Check each line of the data below for the word "JSON", then extract the ones that have it.

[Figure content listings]
◇ ◇ ◇ ◇

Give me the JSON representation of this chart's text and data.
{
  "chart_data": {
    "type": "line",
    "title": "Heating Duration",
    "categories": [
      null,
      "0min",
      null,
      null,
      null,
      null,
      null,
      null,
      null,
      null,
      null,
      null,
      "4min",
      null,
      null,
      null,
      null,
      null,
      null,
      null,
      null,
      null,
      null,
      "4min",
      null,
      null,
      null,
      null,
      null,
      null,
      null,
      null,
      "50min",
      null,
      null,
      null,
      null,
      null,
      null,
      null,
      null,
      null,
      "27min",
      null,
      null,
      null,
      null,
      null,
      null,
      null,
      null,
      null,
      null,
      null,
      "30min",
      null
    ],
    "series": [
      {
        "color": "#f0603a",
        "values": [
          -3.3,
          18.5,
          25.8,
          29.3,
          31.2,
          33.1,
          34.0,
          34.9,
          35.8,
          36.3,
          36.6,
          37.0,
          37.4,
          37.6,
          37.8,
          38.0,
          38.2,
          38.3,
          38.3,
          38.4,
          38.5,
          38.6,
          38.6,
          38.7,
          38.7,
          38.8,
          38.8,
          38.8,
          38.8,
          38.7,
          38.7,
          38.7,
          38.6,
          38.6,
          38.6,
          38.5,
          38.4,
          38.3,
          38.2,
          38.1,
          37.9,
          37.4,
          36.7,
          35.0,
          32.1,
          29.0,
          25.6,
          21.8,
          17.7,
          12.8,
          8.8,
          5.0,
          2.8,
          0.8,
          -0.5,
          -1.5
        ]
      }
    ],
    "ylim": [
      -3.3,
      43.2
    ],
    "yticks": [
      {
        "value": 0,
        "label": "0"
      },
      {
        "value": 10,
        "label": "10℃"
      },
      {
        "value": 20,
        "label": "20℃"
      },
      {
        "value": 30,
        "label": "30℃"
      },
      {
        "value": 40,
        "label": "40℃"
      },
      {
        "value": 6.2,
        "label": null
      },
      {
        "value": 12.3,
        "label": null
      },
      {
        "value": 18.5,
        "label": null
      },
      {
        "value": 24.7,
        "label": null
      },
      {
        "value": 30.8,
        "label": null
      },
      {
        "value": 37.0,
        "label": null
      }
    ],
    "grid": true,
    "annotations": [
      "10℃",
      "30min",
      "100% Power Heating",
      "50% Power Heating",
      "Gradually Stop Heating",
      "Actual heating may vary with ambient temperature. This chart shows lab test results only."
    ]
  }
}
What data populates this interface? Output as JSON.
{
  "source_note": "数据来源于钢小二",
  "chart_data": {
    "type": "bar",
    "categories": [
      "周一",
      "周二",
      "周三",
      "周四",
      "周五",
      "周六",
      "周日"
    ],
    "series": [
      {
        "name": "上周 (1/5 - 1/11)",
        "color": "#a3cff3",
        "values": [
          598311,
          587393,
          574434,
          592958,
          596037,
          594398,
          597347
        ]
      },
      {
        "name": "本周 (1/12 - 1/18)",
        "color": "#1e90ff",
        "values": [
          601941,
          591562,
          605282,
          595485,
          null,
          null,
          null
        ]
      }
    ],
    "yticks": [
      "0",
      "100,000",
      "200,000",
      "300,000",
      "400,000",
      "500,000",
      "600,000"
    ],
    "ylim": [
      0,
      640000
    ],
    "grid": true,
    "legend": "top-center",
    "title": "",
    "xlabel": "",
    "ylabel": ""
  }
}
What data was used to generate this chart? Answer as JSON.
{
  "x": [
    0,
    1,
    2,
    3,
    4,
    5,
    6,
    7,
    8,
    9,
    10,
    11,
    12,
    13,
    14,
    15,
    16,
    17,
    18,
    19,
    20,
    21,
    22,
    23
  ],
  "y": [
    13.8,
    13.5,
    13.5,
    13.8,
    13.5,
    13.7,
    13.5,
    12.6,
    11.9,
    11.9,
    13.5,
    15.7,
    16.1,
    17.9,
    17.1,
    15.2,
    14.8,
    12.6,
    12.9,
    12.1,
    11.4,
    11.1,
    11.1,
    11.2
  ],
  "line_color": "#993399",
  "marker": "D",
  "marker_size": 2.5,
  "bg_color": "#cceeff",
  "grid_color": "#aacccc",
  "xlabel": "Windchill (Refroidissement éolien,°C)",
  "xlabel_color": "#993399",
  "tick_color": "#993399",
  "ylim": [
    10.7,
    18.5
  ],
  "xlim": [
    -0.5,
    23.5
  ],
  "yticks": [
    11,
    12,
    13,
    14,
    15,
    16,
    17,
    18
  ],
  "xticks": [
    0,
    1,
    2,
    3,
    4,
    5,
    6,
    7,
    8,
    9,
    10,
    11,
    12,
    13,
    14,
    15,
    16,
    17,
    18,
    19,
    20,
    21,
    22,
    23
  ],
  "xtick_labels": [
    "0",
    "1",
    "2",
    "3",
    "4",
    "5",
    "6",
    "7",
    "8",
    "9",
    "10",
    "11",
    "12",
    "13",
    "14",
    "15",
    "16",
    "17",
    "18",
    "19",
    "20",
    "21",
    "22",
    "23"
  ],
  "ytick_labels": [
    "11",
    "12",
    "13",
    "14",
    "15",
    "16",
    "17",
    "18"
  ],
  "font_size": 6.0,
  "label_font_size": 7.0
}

◇ ◇ ◇ ◇

Task response:
Give me the JSON representation of this chart's text and data.
What data populates this interface? Output as JSON.
What data was used to generate this chart? Answer as JSON.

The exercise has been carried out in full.